→ PAGE EXCERPT:
_____

This release includes contributions from David Anderson, Charles
Eckman, Miek Gieben, Matt Layher, Xavier Naveira, Marcus Söderberg,
Kouhei Ueno. Thanks to all of them for making MetalLB better!
Version 0.2.1
Documentation for this release
Notable fixes:
- MetalLB unable to start because Kubernetes cannot verify that
“nobody” is a non-root
user (#85)
Version 0.2.0
Documentation for this release
Major themes for this version are: improved BGP interoperability,
vastly increased test coverage, and improved documentation structure
and accessibility.
Notable features:
- This website! It replaces a loose set of markdown files, and
hopefully makes MetalLB more accessible.
- The BGP speaker now speaks Multiprotocol BGP
(RFC 4760). While we still
only support IPv4 service addresses, speaking Multiprotocol BGP is a
requirement to successfully interoperate with several popular BGP
stacks. In particular, this makes MetalLB compatible
with Quagga and Ubiquiti’s
EdgeRouter and Unifi product lines.
- The development workflow with Minikube now works with Docker for
Mac, allowing mac users to hack on MetalLB. See
the hacking documentation
for the required additional setup.
Notable fixes:
- Handle multiple BGP peers properly. Previously, bgp-speaker
mistakenly made all its connections to the last defined peer,
ignoring the others.
- Fix a startup race condition where MetalLB might never allocate an
IP for some services.
- Test coverage is above 90% for almost all packages, up from ~0%
previously.
- Fix yaml indentation in the MetalLB manifests.
Version 0.1.0
Documentation for this release
This was the first tagged version of MetalLB. Its changelog is
effectively “MetalLB now exists, where previously it did not.”

_____

→ TASK DIRECTIONS: According to the MetalLB release notes, which RFC does the BGP speaker in version 0.2.0 now speak? The listing that follows has no connection to the MetalLB release notes.

_____

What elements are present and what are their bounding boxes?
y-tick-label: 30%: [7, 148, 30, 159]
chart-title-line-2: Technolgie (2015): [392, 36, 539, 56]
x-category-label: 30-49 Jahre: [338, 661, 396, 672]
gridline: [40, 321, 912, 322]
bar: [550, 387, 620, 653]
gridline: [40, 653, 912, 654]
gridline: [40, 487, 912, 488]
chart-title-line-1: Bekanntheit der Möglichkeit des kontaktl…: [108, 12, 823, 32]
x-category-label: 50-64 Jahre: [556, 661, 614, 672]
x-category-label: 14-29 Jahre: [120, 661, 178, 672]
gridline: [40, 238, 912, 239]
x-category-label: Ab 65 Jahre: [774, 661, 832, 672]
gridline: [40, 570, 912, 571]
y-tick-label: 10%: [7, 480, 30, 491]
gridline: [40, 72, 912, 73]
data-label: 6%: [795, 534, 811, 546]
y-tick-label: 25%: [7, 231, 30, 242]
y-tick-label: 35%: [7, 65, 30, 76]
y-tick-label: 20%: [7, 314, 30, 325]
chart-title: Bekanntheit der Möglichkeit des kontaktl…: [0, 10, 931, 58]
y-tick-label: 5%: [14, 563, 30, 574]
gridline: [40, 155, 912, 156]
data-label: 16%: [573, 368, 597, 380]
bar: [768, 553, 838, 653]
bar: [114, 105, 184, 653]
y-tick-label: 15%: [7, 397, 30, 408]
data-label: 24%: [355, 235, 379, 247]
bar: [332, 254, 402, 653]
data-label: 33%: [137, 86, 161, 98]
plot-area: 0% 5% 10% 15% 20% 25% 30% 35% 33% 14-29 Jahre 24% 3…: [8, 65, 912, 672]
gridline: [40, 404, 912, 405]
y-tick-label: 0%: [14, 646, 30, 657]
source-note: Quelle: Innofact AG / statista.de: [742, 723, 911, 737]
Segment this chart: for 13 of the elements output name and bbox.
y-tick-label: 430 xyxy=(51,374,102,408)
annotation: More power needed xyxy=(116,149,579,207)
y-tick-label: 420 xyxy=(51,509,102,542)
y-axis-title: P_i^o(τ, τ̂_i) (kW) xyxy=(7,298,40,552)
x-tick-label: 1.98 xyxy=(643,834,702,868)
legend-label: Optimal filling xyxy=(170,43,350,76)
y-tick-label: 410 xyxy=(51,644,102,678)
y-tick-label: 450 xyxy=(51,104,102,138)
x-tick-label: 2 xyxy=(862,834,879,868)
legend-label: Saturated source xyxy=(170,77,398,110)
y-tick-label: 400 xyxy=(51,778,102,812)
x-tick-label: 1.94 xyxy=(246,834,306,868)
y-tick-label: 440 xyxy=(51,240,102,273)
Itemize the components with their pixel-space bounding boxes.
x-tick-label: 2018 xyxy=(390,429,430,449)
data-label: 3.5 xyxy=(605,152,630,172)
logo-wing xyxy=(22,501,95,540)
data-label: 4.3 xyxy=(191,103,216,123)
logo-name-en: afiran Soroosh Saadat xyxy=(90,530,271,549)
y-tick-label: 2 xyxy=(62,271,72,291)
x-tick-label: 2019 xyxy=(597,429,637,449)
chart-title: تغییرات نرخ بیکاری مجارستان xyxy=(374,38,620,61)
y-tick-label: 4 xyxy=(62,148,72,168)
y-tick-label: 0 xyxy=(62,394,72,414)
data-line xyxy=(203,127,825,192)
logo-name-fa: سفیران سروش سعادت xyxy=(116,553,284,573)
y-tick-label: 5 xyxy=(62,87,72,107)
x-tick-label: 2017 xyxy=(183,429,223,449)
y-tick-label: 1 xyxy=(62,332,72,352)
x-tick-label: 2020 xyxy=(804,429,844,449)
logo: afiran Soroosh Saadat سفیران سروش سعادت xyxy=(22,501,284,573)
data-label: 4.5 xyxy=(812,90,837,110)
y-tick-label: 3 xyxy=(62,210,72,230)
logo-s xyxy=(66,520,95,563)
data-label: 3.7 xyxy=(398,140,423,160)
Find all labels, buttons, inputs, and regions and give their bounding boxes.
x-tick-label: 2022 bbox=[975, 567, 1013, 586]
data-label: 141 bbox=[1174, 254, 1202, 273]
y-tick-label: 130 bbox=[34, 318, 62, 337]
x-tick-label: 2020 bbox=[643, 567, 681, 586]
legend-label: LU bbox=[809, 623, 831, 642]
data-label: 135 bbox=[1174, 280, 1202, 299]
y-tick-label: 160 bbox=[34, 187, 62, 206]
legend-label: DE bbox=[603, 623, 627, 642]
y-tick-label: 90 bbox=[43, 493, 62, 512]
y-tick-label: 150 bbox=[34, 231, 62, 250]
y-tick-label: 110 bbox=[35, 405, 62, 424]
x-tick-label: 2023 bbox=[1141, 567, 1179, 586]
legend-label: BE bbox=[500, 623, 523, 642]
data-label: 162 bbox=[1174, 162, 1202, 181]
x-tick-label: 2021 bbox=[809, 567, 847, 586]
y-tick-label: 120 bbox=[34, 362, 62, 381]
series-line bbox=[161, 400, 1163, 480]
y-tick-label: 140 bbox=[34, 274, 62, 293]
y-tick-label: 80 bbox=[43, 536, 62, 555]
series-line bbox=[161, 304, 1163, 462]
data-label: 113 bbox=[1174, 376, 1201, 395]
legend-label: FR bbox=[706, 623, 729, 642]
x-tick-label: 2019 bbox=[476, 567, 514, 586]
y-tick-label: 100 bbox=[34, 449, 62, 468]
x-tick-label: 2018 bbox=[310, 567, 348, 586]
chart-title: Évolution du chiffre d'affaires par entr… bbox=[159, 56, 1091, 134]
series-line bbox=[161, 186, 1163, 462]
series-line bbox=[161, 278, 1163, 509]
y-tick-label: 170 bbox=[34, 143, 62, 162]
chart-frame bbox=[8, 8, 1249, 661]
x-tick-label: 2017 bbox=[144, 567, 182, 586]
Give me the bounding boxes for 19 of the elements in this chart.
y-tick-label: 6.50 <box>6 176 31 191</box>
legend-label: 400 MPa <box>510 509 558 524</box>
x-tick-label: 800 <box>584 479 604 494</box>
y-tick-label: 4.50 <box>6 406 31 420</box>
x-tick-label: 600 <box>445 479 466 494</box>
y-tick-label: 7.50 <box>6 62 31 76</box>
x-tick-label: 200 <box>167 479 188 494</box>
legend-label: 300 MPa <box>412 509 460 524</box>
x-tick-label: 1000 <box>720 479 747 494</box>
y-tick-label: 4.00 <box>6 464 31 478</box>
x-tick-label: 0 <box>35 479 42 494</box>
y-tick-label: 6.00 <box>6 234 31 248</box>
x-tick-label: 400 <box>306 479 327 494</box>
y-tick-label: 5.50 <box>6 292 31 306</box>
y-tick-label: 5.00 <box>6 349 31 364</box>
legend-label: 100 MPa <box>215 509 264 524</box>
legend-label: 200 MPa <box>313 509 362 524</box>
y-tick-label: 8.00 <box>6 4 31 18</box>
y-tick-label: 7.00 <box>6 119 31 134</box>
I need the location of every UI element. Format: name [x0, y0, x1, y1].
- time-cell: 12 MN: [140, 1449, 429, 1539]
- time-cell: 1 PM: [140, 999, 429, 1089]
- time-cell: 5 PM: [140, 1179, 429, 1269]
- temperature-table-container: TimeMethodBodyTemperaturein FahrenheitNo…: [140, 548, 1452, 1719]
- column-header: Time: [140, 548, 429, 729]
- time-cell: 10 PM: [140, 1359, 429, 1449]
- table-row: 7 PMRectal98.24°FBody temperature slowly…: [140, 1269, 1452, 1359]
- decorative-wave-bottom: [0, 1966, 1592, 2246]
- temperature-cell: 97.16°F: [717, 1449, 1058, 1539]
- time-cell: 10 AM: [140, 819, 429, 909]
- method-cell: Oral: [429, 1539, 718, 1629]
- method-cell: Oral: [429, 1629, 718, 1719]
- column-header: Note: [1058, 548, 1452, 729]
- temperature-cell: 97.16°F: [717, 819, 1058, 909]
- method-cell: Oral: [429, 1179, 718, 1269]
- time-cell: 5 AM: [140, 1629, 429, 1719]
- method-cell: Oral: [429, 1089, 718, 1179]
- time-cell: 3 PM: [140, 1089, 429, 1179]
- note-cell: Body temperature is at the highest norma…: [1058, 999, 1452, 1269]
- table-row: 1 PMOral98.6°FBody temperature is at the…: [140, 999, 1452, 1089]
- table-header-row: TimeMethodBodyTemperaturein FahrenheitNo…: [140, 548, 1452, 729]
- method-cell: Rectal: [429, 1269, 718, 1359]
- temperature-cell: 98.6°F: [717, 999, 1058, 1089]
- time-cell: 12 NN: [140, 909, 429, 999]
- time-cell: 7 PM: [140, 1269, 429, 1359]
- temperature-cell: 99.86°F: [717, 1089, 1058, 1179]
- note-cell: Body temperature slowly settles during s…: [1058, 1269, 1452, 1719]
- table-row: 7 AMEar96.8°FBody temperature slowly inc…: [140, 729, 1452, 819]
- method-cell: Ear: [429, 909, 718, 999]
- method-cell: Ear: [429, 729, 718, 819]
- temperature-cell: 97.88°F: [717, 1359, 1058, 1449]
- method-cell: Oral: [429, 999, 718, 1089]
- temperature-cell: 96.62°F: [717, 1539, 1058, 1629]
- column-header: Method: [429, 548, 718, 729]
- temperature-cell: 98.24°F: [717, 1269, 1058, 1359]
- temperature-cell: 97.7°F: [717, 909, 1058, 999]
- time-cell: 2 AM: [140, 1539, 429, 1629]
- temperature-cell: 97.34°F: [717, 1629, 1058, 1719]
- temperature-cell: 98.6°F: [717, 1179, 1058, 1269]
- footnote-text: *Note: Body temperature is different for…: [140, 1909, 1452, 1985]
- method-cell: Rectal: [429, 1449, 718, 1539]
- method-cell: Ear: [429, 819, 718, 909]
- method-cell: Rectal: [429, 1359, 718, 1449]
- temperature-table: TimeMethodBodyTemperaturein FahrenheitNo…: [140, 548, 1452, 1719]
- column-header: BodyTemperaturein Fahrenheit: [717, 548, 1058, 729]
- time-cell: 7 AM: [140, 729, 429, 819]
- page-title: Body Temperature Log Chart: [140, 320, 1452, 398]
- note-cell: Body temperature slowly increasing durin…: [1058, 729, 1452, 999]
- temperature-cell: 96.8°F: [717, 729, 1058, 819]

_____

→ ANSWER BELOW: RFC 4760 (Multiprotocol BGP).